--- Extracted records ---
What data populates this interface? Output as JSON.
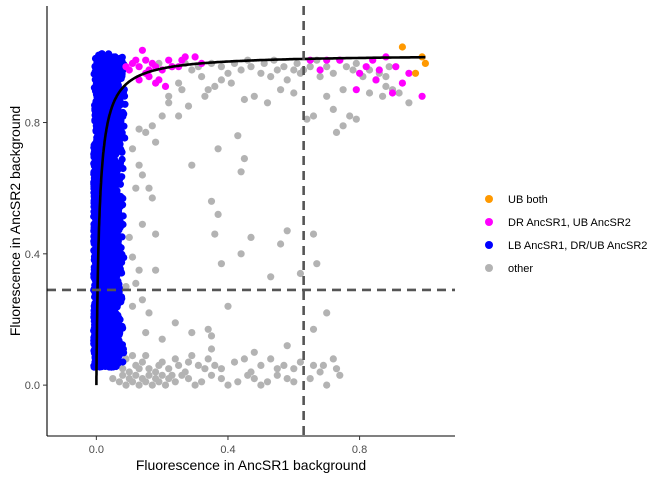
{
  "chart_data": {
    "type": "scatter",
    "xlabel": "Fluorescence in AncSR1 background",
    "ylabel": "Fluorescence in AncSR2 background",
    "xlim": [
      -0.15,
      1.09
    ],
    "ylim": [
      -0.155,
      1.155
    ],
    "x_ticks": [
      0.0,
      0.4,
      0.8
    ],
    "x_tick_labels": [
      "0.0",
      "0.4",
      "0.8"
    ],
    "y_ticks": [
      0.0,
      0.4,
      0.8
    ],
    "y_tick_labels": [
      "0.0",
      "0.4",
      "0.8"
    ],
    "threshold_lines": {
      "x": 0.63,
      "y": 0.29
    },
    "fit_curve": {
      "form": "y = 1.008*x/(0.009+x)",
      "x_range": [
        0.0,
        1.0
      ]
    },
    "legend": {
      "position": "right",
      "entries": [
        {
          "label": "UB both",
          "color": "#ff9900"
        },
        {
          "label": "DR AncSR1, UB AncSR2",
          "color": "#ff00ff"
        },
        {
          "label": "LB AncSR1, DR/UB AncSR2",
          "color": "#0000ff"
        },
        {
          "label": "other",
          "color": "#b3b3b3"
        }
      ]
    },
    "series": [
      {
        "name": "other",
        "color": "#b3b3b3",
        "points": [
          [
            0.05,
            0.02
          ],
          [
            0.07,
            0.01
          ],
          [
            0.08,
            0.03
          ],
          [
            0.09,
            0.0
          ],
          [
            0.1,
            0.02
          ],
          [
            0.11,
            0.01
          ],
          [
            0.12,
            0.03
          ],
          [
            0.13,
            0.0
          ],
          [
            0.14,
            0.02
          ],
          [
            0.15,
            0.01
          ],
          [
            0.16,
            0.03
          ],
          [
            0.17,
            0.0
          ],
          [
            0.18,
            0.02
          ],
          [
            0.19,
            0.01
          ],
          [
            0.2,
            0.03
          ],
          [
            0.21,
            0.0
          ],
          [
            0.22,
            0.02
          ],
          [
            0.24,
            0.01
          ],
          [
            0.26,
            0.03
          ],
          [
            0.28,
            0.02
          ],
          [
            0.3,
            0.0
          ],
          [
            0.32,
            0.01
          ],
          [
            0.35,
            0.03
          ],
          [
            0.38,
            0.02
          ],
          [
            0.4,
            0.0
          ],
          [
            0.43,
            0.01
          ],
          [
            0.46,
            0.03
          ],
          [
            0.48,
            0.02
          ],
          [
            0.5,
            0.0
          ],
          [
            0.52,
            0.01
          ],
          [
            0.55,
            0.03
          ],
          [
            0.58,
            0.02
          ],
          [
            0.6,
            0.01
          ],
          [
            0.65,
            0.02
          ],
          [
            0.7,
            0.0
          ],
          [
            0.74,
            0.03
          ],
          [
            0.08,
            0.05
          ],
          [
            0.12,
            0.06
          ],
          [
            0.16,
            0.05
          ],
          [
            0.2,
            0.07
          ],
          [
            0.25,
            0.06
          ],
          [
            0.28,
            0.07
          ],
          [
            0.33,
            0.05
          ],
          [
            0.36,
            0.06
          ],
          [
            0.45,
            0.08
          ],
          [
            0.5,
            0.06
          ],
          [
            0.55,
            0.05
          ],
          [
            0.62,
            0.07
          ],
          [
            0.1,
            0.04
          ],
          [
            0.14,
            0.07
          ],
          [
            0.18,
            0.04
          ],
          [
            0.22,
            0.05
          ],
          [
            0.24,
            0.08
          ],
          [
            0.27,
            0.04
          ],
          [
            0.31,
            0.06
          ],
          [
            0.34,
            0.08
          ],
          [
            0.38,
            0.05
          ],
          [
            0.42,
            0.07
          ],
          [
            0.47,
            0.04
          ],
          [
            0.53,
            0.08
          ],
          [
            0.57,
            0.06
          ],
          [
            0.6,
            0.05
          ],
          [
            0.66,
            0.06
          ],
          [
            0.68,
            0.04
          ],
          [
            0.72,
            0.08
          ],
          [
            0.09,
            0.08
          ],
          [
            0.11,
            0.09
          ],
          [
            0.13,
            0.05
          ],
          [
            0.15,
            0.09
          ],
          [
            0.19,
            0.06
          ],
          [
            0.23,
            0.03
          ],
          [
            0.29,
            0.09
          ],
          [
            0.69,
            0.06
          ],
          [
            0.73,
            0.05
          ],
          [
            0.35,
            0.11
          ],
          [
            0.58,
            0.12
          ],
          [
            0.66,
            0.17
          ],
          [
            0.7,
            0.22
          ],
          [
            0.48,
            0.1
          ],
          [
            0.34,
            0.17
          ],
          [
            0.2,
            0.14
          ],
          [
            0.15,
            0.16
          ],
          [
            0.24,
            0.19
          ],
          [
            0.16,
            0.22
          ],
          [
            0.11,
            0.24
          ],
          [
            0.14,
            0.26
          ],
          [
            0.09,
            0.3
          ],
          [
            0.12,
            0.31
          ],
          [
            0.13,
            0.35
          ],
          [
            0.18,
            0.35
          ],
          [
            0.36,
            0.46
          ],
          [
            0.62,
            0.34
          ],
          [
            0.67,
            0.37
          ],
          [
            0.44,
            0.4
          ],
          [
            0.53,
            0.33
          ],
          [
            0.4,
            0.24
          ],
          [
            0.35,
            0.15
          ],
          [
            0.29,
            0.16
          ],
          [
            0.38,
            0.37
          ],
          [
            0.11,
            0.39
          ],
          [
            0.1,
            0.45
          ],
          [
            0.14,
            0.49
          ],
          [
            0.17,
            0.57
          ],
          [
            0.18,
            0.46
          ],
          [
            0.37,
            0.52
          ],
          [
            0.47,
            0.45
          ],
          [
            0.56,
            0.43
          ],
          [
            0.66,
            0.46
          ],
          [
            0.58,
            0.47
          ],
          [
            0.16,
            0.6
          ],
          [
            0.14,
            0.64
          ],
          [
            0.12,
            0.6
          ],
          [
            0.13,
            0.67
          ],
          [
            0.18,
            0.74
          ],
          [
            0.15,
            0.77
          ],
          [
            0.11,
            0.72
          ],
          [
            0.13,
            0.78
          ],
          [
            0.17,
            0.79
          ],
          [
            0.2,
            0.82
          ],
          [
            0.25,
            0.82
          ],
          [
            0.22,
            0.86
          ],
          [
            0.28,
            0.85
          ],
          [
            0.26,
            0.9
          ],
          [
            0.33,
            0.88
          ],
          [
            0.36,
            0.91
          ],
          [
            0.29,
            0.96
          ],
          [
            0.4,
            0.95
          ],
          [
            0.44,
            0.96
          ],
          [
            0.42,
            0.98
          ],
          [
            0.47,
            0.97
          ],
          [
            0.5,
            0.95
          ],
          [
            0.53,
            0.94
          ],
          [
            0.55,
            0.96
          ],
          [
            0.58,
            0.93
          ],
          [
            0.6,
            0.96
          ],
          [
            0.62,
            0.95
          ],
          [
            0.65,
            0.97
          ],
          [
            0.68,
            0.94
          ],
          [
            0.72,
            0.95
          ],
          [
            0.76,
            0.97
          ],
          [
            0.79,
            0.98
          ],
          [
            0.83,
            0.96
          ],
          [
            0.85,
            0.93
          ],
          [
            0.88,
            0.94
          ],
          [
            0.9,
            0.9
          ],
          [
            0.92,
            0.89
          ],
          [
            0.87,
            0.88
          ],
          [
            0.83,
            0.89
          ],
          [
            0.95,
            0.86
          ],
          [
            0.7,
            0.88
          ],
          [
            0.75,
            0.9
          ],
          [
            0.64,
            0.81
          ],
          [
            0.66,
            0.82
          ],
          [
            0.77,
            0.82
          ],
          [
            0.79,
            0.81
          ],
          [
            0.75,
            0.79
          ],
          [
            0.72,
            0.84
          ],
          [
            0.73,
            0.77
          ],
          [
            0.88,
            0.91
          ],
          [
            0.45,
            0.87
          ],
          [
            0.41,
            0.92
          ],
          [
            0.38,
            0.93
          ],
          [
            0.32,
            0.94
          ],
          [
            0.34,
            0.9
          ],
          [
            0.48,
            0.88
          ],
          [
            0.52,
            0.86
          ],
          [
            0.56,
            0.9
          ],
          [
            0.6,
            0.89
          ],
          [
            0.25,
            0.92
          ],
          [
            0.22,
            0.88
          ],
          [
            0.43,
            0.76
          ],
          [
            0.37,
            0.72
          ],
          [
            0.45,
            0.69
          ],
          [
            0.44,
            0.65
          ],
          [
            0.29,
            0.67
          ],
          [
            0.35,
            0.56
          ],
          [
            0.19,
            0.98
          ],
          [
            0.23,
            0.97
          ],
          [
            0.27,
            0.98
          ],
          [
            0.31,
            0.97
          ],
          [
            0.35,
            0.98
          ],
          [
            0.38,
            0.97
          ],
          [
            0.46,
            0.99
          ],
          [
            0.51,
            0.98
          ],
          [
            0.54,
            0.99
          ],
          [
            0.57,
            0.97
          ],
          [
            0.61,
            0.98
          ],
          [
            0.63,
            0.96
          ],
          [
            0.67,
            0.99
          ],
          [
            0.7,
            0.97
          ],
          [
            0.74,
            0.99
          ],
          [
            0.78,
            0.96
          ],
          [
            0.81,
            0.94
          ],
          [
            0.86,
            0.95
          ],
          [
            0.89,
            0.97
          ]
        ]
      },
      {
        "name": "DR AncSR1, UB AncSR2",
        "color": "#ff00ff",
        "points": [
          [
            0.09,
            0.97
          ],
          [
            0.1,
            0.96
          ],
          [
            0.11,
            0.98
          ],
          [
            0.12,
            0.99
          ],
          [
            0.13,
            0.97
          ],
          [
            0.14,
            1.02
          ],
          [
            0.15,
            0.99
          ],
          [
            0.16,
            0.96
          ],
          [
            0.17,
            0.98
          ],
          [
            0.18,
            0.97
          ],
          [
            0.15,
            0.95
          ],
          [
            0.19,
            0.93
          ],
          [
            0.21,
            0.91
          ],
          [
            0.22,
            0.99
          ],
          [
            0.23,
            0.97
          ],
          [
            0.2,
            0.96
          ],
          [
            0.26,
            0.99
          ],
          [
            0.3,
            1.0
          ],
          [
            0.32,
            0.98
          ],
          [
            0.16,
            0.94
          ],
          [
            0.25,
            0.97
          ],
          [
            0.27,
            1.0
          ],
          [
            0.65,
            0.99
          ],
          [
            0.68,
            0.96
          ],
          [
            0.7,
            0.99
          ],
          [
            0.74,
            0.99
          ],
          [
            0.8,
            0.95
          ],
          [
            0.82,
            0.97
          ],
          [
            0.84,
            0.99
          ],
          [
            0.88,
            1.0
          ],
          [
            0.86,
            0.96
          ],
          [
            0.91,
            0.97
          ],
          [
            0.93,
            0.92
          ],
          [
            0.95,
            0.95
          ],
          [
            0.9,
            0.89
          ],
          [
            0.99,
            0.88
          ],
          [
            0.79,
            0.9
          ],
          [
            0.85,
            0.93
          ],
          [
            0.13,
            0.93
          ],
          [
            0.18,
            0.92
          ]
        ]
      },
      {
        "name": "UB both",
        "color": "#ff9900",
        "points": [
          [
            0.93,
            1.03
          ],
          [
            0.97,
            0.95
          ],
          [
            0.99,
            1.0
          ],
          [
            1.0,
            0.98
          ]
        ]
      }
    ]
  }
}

--- Instructions to follow ---
Report how many lines in the records above contain the word "background", giving only the number.

--- Answer for this exercise ---
2